* Directions for this task *
Images embedded in the records are excluded; print everything else exactly as given.

* Data extract *
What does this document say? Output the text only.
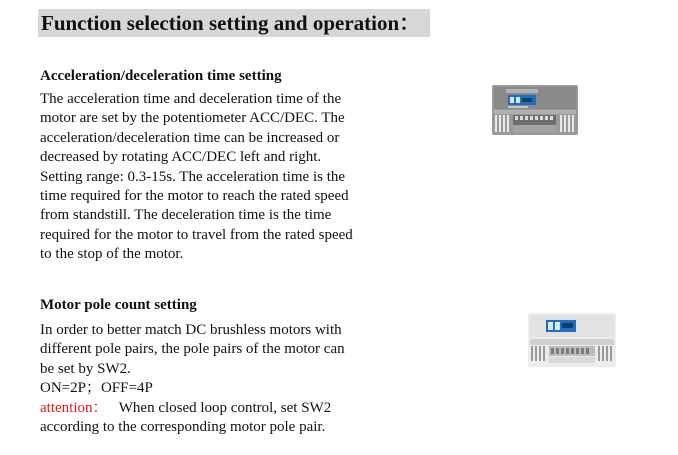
Function selection setting and operation：
Acceleration/deceleration time setting
The acceleration time and deceleration time of the
motor are set by the potentiometer ACC/DEC. The
acceleration/deceleration time can be increased or
decreased by rotating ACC/DEC left and right.
Setting range: 0.3-15s. The acceleration time is the
time required for the motor to reach the rated speed
from standstill. The deceleration time is the time
required for the motor to travel from the rated speed
to the stop of the motor.
Motor pole count setting
In order to better match DC brushless motors with
different pole pairs, the pole pairs of the motor can
be set by SW2.
ON=2P；OFF=4P
attention： When closed loop control, set SW2
according to the corresponding motor pole pair.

* Result of this exercise *
What does this document say? Output the text only.
Function selection setting and operation：
Acceleration/deceleration time setting
The acceleration time and deceleration time of the
motor are set by the potentiometer ACC/DEC. The
acceleration/deceleration time can be increased or
decreased by rotating ACC/DEC left and right.
Setting range: 0.3-15s. The acceleration time is the
time required for the motor to reach the rated speed
from standstill. The deceleration time is the time
required for the motor to travel from the rated speed
to the stop of the motor.
Motor pole count setting
In order to better match DC brushless motors with
different pole pairs, the pole pairs of the motor can
be set by SW2.
ON=2P；OFF=4P
attention： When closed loop control, set SW2
according to the corresponding motor pole pair.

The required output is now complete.